* Start Information given *

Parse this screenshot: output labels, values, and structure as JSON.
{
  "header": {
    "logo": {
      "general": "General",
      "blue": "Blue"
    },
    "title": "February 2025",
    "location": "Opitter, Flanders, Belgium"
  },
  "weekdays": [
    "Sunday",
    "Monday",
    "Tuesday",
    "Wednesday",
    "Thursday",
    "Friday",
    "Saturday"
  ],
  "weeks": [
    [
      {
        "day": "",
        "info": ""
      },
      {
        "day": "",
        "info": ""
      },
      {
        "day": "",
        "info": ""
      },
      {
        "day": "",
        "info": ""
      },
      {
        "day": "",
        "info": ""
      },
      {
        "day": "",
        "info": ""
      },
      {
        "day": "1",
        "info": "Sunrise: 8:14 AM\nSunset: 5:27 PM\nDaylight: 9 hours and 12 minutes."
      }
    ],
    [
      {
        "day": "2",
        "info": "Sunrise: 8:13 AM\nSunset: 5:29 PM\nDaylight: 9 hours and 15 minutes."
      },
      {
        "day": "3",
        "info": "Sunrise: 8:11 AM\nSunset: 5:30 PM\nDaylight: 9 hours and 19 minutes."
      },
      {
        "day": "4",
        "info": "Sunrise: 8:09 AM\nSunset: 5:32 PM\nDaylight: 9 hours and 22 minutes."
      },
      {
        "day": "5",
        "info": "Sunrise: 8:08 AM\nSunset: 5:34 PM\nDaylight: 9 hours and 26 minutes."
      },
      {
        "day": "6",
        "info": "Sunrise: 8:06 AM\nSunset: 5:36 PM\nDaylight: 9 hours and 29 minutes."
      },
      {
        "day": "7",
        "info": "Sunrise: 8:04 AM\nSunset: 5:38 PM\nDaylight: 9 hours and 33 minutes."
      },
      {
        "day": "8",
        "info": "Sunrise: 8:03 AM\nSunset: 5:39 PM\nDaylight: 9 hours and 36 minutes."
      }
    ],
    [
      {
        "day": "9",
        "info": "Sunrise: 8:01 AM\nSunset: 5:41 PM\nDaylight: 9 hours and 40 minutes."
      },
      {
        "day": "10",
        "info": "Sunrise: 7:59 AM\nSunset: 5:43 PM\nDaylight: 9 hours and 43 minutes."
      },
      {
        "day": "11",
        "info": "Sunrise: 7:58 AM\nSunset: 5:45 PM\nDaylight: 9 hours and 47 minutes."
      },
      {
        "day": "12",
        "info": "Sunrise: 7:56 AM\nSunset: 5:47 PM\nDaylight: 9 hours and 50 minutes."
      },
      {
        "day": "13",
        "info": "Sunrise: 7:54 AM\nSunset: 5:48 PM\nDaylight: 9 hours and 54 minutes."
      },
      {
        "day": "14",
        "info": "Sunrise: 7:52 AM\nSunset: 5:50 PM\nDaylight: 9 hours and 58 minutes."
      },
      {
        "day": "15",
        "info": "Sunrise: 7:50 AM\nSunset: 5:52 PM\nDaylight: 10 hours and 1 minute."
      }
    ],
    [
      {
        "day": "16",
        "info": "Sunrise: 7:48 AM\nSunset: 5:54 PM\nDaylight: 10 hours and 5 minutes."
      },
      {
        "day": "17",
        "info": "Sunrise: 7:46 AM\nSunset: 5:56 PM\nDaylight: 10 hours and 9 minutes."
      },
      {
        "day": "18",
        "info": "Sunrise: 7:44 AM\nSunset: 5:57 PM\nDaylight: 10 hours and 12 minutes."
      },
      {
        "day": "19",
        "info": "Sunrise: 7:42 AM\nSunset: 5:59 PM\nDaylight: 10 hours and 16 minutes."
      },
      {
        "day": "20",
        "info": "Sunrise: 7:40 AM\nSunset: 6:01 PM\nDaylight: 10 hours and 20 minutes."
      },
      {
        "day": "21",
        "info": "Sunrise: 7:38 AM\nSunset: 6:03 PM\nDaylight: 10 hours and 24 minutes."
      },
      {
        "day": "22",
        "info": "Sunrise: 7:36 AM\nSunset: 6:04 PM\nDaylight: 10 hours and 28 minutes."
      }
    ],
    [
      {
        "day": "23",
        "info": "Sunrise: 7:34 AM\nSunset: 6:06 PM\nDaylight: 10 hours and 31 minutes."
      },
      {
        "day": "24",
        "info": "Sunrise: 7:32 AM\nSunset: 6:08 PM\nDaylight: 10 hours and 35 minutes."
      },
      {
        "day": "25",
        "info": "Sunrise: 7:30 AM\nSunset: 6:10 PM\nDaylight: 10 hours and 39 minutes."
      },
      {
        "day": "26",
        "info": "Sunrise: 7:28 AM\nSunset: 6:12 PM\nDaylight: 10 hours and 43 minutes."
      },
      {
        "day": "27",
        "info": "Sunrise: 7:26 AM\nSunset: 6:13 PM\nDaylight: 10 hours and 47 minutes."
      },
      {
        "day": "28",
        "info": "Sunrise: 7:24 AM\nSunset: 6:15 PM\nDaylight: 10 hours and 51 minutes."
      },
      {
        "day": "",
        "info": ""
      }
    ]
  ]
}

* End Information given *

What is expected
Output each record exactly, leaving nothing out.

Answer for the task
Parse this screenshot: output labels, values, and structure as JSON.
{
  "header": {
    "logo": {
      "general": "General",
      "blue": "Blue"
    },
    "title": "February 2025",
    "location": "Opitter, Flanders, Belgium"
  },
  "weekdays": [
    "Sunday",
    "Monday",
    "Tuesday",
    "Wednesday",
    "Thursday",
    "Friday",
    "Saturday"
  ],
  "weeks": [
    [
      {
        "day": "",
        "info": ""
      },
      {
        "day": "",
        "info": ""
      },
      {
        "day": "",
        "info": ""
      },
      {
        "day": "",
        "info": ""
      },
      {
        "day": "",
        "info": ""
      },
      {
        "day": "",
        "info": ""
      },
      {
        "day": "1",
        "info": "Sunrise: 8:14 AM\nSunset: 5:27 PM\nDaylight: 9 hours and 12 minutes."
      }
    ],
    [
      {
        "day": "2",
        "info": "Sunrise: 8:13 AM\nSunset: 5:29 PM\nDaylight: 9 hours and 15 minutes."
      },
      {
        "day": "3",
        "info": "Sunrise: 8:11 AM\nSunset: 5:30 PM\nDaylight: 9 hours and 19 minutes."
      },
      {
        "day": "4",
        "info": "Sunrise: 8:09 AM\nSunset: 5:32 PM\nDaylight: 9 hours and 22 minutes."
      },
      {
        "day": "5",
        "info": "Sunrise: 8:08 AM\nSunset: 5:34 PM\nDaylight: 9 hours and 26 minutes."
      },
      {
        "day": "6",
        "info": "Sunrise: 8:06 AM\nSunset: 5:36 PM\nDaylight: 9 hours and 29 minutes."
      },
      {
        "day": "7",
        "info": "Sunrise: 8:04 AM\nSunset: 5:38 PM\nDaylight: 9 hours and 33 minutes."
      },
      {
        "day": "8",
        "info": "Sunrise: 8:03 AM\nSunset: 5:39 PM\nDaylight: 9 hours and 36 minutes."
      }
    ],
    [
      {
        "day": "9",
        "info": "Sunrise: 8:01 AM\nSunset: 5:41 PM\nDaylight: 9 hours and 40 minutes."
      },
      {
        "day": "10",
        "info": "Sunrise: 7:59 AM\nSunset: 5:43 PM\nDaylight: 9 hours and 43 minutes."
      },
      {
        "day": "11",
        "info": "Sunrise: 7:58 AM\nSunset: 5:45 PM\nDaylight: 9 hours and 47 minutes."
      },
      {
        "day": "12",
        "info": "Sunrise: 7:56 AM\nSunset: 5:47 PM\nDaylight: 9 hours and 50 minutes."
      },
      {
        "day": "13",
        "info": "Sunrise: 7:54 AM\nSunset: 5:48 PM\nDaylight: 9 hours and 54 minutes."
      },
      {
        "day": "14",
        "info": "Sunrise: 7:52 AM\nSunset: 5:50 PM\nDaylight: 9 hours and 58 minutes."
      },
      {
        "day": "15",
        "info": "Sunrise: 7:50 AM\nSunset: 5:52 PM\nDaylight: 10 hours and 1 minute."
      }
    ],
    [
      {
        "day": "16",
        "info": "Sunrise: 7:48 AM\nSunset: 5:54 PM\nDaylight: 10 hours and 5 minutes."
      },
      {
        "day": "17",
        "info": "Sunrise: 7:46 AM\nSunset: 5:56 PM\nDaylight: 10 hours and 9 minutes."
      },
      {
        "day": "18",
        "info": "Sunrise: 7:44 AM\nSunset: 5:57 PM\nDaylight: 10 hours and 12 minutes."
      },
      {
        "day": "19",
        "info": "Sunrise: 7:42 AM\nSunset: 5:59 PM\nDaylight: 10 hours and 16 minutes."
      },
      {
        "day": "20",
        "info": "Sunrise: 7:40 AM\nSunset: 6:01 PM\nDaylight: 10 hours and 20 minutes."
      },
      {
        "day": "21",
        "info": "Sunrise: 7:38 AM\nSunset: 6:03 PM\nDaylight: 10 hours and 24 minutes."
      },
      {
        "day": "22",
        "info": "Sunrise: 7:36 AM\nSunset: 6:04 PM\nDaylight: 10 hours and 28 minutes."
      }
    ],
    [
      {
        "day": "23",
        "info": "Sunrise: 7:34 AM\nSunset: 6:06 PM\nDaylight: 10 hours and 31 minutes."
      },
      {
        "day": "24",
        "info": "Sunrise: 7:32 AM\nSunset: 6:08 PM\nDaylight: 10 hours and 35 minutes."
      },
      {
        "day": "25",
        "info": "Sunrise: 7:30 AM\nSunset: 6:10 PM\nDaylight: 10 hours and 39 minutes."
      },
      {
        "day": "26",
        "info": "Sunrise: 7:28 AM\nSunset: 6:12 PM\nDaylight: 10 hours and 43 minutes."
      },
      {
        "day": "27",
        "info": "Sunrise: 7:26 AM\nSunset: 6:13 PM\nDaylight: 10 hours and 47 minutes."
      },
      {
        "day": "28",
        "info": "Sunrise: 7:24 AM\nSunset: 6:15 PM\nDaylight: 10 hours and 51 minutes."
      },
      {
        "day": "",
        "info": ""
      }
    ]
  ]
}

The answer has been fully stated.